— Exercise brief —
Review the material and extract every line in which the word "ŚWIATŁOWODOWA" occurs.

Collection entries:
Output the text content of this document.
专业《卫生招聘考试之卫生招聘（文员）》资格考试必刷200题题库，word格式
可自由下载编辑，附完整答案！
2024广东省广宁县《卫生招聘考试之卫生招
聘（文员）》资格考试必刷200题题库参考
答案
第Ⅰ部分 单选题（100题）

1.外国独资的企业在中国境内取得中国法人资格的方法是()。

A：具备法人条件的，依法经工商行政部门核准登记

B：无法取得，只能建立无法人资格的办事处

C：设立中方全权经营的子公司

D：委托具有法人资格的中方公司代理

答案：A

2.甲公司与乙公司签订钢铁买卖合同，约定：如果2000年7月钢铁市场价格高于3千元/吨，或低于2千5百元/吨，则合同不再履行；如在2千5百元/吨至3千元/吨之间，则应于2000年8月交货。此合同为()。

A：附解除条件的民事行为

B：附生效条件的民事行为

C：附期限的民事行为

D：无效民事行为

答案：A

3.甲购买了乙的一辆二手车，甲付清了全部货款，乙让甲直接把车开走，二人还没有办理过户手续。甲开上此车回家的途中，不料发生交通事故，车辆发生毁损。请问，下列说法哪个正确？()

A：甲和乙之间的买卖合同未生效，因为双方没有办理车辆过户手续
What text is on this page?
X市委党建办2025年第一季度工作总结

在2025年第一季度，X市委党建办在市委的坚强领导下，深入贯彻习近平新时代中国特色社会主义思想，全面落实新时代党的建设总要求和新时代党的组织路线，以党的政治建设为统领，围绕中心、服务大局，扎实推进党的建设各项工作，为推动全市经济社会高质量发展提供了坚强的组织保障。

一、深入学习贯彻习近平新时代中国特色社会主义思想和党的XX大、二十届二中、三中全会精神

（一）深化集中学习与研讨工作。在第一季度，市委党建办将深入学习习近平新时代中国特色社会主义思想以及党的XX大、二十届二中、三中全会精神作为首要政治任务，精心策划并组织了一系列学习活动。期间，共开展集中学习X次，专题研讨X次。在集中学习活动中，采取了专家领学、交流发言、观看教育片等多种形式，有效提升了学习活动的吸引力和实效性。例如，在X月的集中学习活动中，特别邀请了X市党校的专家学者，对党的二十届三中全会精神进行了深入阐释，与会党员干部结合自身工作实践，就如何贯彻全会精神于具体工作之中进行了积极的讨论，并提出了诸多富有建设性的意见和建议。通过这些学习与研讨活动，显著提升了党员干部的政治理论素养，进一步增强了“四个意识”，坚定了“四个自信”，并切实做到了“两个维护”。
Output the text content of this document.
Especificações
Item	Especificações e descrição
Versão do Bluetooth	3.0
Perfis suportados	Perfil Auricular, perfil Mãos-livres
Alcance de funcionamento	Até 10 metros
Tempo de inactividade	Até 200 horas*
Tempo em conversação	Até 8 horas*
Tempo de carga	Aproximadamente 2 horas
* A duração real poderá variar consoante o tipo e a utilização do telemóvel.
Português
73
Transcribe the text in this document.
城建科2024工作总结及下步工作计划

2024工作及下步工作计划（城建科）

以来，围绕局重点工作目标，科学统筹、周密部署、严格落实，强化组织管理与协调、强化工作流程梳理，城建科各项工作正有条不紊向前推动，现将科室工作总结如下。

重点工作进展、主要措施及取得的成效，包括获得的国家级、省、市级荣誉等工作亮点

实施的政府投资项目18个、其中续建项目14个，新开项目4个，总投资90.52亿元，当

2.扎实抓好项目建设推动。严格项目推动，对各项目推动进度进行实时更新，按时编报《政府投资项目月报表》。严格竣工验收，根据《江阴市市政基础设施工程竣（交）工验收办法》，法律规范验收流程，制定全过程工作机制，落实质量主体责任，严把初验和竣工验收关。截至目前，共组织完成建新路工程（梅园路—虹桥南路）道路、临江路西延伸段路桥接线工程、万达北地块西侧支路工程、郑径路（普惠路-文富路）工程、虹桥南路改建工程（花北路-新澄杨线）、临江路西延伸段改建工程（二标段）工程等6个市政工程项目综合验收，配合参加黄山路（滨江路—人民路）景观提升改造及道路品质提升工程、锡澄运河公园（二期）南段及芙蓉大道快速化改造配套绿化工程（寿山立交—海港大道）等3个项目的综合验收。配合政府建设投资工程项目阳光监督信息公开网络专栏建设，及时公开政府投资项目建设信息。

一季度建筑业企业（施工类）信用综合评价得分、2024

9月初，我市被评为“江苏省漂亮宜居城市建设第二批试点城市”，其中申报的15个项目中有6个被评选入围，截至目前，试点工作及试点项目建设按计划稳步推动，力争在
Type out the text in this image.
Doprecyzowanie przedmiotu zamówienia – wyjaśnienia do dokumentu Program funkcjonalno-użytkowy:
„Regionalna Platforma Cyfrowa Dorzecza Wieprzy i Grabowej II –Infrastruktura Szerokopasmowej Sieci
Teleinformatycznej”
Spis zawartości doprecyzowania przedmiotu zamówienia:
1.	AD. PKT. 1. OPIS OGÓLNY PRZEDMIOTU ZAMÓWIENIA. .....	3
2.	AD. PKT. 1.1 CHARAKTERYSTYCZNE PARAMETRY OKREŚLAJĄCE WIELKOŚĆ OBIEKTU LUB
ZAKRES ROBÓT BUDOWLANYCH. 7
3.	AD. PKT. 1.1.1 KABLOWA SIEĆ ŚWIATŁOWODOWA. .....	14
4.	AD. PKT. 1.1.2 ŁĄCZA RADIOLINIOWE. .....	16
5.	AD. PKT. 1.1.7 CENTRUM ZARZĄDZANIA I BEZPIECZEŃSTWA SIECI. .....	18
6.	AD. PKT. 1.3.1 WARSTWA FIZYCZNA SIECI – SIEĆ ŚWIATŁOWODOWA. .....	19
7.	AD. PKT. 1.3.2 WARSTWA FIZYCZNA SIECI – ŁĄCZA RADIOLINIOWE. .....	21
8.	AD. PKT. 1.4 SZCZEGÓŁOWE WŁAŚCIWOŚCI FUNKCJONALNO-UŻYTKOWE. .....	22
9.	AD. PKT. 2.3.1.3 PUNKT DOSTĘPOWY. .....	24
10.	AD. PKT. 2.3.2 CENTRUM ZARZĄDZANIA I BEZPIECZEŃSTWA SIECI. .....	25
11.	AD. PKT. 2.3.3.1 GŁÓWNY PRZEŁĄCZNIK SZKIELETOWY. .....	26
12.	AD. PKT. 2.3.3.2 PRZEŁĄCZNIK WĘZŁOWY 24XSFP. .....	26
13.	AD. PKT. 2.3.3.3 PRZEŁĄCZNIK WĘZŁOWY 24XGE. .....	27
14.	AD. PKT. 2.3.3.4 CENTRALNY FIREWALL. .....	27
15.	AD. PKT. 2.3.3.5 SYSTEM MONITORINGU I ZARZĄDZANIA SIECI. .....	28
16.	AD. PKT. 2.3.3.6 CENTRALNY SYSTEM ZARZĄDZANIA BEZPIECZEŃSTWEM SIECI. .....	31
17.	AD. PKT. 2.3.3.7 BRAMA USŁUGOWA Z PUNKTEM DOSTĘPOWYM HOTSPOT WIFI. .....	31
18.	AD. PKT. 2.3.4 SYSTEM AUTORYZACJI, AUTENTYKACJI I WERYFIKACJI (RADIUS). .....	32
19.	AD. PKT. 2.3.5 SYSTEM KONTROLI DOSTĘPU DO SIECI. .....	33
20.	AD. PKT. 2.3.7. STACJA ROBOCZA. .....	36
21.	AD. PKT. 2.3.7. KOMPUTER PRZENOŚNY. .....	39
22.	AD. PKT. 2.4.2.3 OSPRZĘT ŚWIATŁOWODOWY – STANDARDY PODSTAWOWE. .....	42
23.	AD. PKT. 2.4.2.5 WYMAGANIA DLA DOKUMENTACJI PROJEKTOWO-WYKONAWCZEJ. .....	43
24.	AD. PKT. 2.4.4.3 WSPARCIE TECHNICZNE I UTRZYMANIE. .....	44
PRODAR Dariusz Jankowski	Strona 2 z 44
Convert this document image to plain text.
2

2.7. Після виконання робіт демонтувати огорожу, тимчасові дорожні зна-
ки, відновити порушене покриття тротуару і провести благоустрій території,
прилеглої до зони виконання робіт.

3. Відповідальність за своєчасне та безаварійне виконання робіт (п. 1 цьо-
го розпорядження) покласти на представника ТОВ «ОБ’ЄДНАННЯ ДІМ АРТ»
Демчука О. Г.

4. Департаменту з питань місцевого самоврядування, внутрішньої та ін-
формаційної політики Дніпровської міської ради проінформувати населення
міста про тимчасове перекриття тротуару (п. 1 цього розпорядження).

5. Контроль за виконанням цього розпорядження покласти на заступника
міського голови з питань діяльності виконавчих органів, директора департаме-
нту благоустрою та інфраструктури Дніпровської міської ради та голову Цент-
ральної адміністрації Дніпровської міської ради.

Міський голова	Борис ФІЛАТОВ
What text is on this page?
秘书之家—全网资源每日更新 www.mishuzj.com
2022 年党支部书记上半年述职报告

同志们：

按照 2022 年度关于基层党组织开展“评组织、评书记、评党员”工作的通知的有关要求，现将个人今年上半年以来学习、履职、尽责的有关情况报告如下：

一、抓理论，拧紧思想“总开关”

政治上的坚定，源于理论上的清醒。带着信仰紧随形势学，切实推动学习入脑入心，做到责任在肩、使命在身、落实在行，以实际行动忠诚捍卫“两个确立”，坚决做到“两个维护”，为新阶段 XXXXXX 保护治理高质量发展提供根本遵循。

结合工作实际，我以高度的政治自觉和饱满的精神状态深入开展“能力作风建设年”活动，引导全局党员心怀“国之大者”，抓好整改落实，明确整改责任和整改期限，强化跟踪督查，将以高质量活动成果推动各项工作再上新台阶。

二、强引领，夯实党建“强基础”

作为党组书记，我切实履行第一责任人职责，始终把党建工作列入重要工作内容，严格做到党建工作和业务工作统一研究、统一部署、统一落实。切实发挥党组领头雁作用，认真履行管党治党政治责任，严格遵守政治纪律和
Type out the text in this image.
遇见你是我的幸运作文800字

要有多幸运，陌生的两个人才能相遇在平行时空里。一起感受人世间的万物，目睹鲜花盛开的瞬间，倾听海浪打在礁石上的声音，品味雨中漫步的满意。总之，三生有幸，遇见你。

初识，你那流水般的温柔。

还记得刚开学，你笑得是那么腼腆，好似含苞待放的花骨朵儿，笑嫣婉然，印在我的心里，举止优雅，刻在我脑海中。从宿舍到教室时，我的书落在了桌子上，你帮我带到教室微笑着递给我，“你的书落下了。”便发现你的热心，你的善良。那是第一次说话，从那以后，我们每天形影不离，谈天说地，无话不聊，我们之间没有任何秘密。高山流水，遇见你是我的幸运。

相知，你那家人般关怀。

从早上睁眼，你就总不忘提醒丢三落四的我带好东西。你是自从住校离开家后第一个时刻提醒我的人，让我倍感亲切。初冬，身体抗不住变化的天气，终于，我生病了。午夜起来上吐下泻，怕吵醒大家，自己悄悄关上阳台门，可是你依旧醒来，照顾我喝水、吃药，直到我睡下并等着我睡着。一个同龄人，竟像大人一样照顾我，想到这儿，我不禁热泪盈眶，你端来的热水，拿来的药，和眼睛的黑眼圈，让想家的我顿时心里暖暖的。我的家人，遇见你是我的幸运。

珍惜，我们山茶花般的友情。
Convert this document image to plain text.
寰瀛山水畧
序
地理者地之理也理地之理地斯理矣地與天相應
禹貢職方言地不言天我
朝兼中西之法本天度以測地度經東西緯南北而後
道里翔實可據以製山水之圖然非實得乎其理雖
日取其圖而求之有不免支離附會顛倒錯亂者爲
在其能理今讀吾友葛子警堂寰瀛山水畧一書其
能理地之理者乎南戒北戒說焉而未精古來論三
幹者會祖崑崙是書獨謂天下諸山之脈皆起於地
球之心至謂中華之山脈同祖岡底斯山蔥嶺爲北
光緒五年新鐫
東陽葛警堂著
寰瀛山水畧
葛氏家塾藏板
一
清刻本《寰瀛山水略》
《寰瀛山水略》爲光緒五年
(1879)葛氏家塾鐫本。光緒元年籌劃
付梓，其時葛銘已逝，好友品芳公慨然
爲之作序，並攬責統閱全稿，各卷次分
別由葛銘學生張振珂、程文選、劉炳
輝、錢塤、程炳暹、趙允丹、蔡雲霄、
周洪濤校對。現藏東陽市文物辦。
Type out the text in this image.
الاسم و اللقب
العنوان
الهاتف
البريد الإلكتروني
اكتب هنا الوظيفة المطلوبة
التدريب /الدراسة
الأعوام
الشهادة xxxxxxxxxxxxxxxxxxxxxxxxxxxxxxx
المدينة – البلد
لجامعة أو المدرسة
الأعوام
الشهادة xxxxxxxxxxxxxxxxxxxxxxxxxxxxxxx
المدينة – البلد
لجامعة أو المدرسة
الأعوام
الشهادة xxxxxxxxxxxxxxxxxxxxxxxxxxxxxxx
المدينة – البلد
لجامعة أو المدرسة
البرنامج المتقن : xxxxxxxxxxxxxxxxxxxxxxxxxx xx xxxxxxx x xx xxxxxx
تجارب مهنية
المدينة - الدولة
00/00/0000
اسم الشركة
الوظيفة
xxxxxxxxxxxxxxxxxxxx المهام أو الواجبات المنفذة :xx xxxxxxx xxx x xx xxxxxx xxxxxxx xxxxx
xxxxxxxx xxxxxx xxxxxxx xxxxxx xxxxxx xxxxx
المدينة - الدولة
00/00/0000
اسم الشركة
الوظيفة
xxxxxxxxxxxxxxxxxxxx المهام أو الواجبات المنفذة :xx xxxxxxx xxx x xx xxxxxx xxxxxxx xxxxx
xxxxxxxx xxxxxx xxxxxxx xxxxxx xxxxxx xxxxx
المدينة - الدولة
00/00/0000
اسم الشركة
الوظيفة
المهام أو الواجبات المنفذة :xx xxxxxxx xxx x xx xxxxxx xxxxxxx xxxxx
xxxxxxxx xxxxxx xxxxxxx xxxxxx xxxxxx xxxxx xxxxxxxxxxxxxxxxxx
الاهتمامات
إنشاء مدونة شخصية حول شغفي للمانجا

— Solution for this problem —
3.	AD. PKT. 1.1.1 KABLOWA SIEĆ ŚWIATŁOWODOWA. .....	14
6.	AD. PKT. 1.3.1 WARSTWA FIZYCZNA SIECI – SIEĆ ŚWIATŁOWODOWA. .....	19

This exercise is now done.